(Dataset items)
--------------------

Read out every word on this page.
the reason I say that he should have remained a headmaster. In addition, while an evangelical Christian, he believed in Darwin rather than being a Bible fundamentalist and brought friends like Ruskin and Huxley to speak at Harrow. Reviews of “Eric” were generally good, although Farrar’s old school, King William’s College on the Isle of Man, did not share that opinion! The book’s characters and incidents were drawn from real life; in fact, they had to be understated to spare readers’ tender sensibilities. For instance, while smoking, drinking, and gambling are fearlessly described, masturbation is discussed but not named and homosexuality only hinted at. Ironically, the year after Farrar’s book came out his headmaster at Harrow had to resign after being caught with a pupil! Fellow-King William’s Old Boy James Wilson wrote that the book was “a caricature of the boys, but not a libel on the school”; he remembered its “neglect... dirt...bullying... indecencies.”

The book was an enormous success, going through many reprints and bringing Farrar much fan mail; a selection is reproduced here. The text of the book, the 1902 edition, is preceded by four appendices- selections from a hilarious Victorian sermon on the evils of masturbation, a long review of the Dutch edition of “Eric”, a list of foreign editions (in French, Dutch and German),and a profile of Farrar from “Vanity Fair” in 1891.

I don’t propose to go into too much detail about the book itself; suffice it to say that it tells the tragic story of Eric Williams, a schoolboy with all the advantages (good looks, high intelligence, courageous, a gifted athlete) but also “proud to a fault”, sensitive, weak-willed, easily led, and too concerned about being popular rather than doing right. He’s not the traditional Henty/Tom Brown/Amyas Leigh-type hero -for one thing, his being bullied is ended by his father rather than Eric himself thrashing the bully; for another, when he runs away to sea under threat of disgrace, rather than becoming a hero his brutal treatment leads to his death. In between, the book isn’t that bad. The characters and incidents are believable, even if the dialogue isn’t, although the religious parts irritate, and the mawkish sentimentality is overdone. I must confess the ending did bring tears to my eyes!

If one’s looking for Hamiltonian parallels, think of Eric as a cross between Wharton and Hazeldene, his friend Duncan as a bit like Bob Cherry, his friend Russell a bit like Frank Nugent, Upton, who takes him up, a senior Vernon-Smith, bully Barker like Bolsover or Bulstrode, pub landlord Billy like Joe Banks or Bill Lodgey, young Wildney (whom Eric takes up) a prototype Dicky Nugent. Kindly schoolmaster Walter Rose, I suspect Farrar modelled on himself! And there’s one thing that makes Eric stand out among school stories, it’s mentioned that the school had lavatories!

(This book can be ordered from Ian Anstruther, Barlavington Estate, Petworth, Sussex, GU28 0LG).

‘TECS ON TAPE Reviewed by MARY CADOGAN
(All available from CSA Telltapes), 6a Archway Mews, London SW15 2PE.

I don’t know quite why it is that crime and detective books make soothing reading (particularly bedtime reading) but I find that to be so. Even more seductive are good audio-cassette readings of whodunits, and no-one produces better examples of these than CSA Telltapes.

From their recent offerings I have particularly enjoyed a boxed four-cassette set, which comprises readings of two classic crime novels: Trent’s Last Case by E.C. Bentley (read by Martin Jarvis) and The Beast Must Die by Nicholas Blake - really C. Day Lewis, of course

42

--------------------

State how many lines above include the word "Telltapes", and nothing more.

ANSWER TO THIS PROBLEM: 2